----- Available records -----

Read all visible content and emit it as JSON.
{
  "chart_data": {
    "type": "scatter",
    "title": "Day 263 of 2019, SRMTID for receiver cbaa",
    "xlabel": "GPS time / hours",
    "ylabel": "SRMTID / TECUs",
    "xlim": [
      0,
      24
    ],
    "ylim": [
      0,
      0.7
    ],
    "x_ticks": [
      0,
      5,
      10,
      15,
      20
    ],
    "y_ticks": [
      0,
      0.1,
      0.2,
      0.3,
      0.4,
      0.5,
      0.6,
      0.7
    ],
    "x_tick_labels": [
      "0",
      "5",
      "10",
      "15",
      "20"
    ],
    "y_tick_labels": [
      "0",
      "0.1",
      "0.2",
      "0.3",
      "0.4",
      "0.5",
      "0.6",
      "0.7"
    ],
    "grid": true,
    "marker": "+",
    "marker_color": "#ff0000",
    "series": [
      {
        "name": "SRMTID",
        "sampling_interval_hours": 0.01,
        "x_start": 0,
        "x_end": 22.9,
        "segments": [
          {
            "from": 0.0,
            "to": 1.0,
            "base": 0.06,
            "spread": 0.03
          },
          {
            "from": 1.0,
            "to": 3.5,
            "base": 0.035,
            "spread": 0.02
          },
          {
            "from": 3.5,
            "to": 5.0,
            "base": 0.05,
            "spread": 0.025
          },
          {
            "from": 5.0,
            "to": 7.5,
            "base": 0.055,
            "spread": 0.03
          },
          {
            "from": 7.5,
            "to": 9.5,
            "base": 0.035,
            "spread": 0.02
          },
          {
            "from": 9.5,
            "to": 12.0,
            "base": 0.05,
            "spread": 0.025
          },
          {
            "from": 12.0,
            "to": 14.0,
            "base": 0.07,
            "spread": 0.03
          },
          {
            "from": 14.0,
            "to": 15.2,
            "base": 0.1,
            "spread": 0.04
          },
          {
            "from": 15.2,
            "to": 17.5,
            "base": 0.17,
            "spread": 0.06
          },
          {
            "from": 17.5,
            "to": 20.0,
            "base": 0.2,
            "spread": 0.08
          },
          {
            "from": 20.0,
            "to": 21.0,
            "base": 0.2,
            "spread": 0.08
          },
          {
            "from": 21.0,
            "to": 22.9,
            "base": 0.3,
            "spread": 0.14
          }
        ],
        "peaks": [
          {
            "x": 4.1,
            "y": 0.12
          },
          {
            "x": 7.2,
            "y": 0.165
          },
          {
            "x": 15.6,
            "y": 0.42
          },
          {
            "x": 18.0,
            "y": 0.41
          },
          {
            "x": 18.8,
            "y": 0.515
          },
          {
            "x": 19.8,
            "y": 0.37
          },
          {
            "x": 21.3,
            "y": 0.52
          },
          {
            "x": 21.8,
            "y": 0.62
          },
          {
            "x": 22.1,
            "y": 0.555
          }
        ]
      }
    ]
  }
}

-----

→ Requirement: Word for word, write out all of the data above.

→ Response to the exercise:
Read all visible content and emit it as JSON.
{
  "chart_data": {
    "type": "scatter",
    "title": "Day 263 of 2019, SRMTID for receiver cbaa",
    "xlabel": "GPS time / hours",
    "ylabel": "SRMTID / TECUs",
    "xlim": [
      0,
      24
    ],
    "ylim": [
      0,
      0.7
    ],
    "x_ticks": [
      0,
      5,
      10,
      15,
      20
    ],
    "y_ticks": [
      0,
      0.1,
      0.2,
      0.3,
      0.4,
      0.5,
      0.6,
      0.7
    ],
    "x_tick_labels": [
      "0",
      "5",
      "10",
      "15",
      "20"
    ],
    "y_tick_labels": [
      "0",
      "0.1",
      "0.2",
      "0.3",
      "0.4",
      "0.5",
      "0.6",
      "0.7"
    ],
    "grid": true,
    "marker": "+",
    "marker_color": "#ff0000",
    "series": [
      {
        "name": "SRMTID",
        "sampling_interval_hours": 0.01,
        "x_start": 0,
        "x_end": 22.9,
        "segments": [
          {
            "from": 0.0,
            "to": 1.0,
            "base": 0.06,
            "spread": 0.03
          },
          {
            "from": 1.0,
            "to": 3.5,
            "base": 0.035,
            "spread": 0.02
          },
          {
            "from": 3.5,
            "to": 5.0,
            "base": 0.05,
            "spread": 0.025
          },
          {
            "from": 5.0,
            "to": 7.5,
            "base": 0.055,
            "spread": 0.03
          },
          {
            "from": 7.5,
            "to": 9.5,
            "base": 0.035,
            "spread": 0.02
          },
          {
            "from": 9.5,
            "to": 12.0,
            "base": 0.05,
            "spread": 0.025
          },
          {
            "from": 12.0,
            "to": 14.0,
            "base": 0.07,
            "spread": 0.03
          },
          {
            "from": 14.0,
            "to": 15.2,
            "base": 0.1,
            "spread": 0.04
          },
          {
            "from": 15.2,
            "to": 17.5,
            "base": 0.17,
            "spread": 0.06
          },
          {
            "from": 17.5,
            "to": 20.0,
            "base": 0.2,
            "spread": 0.08
          },
          {
            "from": 20.0,
            "to": 21.0,
            "base": 0.2,
            "spread": 0.08
          },
          {
            "from": 21.0,
            "to": 22.9,
            "base": 0.3,
            "spread": 0.14
          }
        ],
        "peaks": [
          {
            "x": 4.1,
            "y": 0.12
          },
          {
            "x": 7.2,
            "y": 0.165
          },
          {
            "x": 15.6,
            "y": 0.42
          },
          {
            "x": 18.0,
            "y": 0.41
          },
          {
            "x": 18.8,
            "y": 0.515
          },
          {
            "x": 19.8,
            "y": 0.37
          },
          {
            "x": 21.3,
            "y": 0.52
          },
          {
            "x": 21.8,
            "y": 0.62
          },
          {
            "x": 22.1,
            "y": 0.555
          }
        ]
      }
    ]
  }
}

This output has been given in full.